start

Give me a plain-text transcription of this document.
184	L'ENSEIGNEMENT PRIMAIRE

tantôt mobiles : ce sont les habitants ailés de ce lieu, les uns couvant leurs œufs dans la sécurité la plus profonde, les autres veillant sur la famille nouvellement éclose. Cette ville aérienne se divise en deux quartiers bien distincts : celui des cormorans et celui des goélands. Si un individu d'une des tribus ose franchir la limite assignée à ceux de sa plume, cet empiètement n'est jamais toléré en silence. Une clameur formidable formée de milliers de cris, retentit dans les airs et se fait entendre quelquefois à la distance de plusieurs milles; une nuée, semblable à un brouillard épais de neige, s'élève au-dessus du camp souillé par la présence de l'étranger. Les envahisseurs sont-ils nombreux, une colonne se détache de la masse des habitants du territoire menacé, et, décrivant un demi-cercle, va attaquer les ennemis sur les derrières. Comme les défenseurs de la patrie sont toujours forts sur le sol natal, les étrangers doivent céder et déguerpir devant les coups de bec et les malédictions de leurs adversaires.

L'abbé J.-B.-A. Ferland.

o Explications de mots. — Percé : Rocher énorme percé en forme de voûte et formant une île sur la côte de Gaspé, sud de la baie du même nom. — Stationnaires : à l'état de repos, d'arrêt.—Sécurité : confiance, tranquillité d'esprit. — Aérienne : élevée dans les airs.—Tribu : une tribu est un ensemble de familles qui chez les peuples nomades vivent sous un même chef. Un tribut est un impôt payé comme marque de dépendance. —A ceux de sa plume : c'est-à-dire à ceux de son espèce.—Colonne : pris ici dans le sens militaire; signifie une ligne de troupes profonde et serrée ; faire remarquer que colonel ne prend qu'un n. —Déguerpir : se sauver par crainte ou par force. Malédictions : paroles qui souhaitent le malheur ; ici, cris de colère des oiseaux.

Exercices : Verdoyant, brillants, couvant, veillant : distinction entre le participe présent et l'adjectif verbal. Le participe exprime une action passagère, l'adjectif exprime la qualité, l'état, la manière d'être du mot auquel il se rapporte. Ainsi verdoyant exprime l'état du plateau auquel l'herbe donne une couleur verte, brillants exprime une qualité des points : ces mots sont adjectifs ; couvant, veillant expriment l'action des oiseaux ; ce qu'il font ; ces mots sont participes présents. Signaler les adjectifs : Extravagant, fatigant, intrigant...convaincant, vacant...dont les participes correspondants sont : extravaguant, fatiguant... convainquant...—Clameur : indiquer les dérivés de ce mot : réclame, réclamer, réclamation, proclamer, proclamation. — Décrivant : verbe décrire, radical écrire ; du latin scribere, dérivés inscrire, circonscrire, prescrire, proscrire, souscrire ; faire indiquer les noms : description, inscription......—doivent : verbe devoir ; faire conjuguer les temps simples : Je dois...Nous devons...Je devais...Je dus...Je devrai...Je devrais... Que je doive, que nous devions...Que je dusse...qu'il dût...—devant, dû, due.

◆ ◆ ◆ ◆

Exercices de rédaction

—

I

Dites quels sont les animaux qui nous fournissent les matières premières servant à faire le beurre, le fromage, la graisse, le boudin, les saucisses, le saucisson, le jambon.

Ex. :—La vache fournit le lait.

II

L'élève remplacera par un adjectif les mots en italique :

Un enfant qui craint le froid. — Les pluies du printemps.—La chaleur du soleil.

end

SET TASK:
Write out the whole listing again. Match it word for word.

SOLUTION TO THIS TASK:
Give me a plain-text transcription of this document.
184	L'ENSEIGNEMENT PRIMAIRE

tantôt mobiles : ce sont les habitants ailés de ce lieu, les uns couvant leurs œufs dans la sécurité la plus profonde, les autres veillant sur la famille nouvellement éclose. Cette ville aérienne se divise en deux quartiers bien distincts : celui des cormorans et celui des goélands. Si un individu d'une des tribus ose franchir la limite assignée à ceux de sa plume, cet empiètement n'est jamais toléré en silence. Une clameur formidable formée de milliers de cris, retentit dans les airs et se fait entendre quelquefois à la distance de plusieurs milles; une nuée, semblable à un brouillard épais de neige, s'élève au-dessus du camp souillé par la présence de l'étranger. Les envahisseurs sont-ils nombreux, une colonne se détache de la masse des habitants du territoire menacé, et, décrivant un demi-cercle, va attaquer les ennemis sur les derrières. Comme les défenseurs de la patrie sont toujours forts sur le sol natal, les étrangers doivent céder et déguerpir devant les coups de bec et les malédictions de leurs adversaires.

L'abbé J.-B.-A. Ferland.

o Explications de mots. — Percé : Rocher énorme percé en forme de voûte et formant une île sur la côte de Gaspé, sud de la baie du même nom. — Stationnaires : à l'état de repos, d'arrêt.—Sécurité : confiance, tranquillité d'esprit. — Aérienne : élevée dans les airs.—Tribu : une tribu est un ensemble de familles qui chez les peuples nomades vivent sous un même chef. Un tribut est un impôt payé comme marque de dépendance. —A ceux de sa plume : c'est-à-dire à ceux de son espèce.—Colonne : pris ici dans le sens militaire; signifie une ligne de troupes profonde et serrée ; faire remarquer que colonel ne prend qu'un n. —Déguerpir : se sauver par crainte ou par force. Malédictions : paroles qui souhaitent le malheur ; ici, cris de colère des oiseaux.

Exercices : Verdoyant, brillants, couvant, veillant : distinction entre le participe présent et l'adjectif verbal. Le participe exprime une action passagère, l'adjectif exprime la qualité, l'état, la manière d'être du mot auquel il se rapporte. Ainsi verdoyant exprime l'état du plateau auquel l'herbe donne une couleur verte, brillants exprime une qualité des points : ces mots sont adjectifs ; couvant, veillant expriment l'action des oiseaux ; ce qu'il font ; ces mots sont participes présents. Signaler les adjectifs : Extravagant, fatigant, intrigant...convaincant, vacant...dont les participes correspondants sont : extravaguant, fatiguant... convainquant...—Clameur : indiquer les dérivés de ce mot : réclame, réclamer, réclamation, proclamer, proclamation. — Décrivant : verbe décrire, radical écrire ; du latin scribere, dérivés inscrire, circonscrire, prescrire, proscrire, souscrire ; faire indiquer les noms : description, inscription......—doivent : verbe devoir ; faire conjuguer les temps simples : Je dois...Nous devons...Je devais...Je dus...Je devrai...Je devrais... Que je doive, que nous devions...Que je dusse...qu'il dût...—devant, dû, due.

◆ ◆ ◆ ◆

Exercices de rédaction

—

I

Dites quels sont les animaux qui nous fournissent les matières premières servant à faire le beurre, le fromage, la graisse, le boudin, les saucisses, le saucisson, le jambon.

Ex. :—La vache fournit le lait.

II

L'élève remplacera par un adjectif les mots en italique :

Un enfant qui craint le froid. — Les pluies du printemps.—La chaleur du soleil.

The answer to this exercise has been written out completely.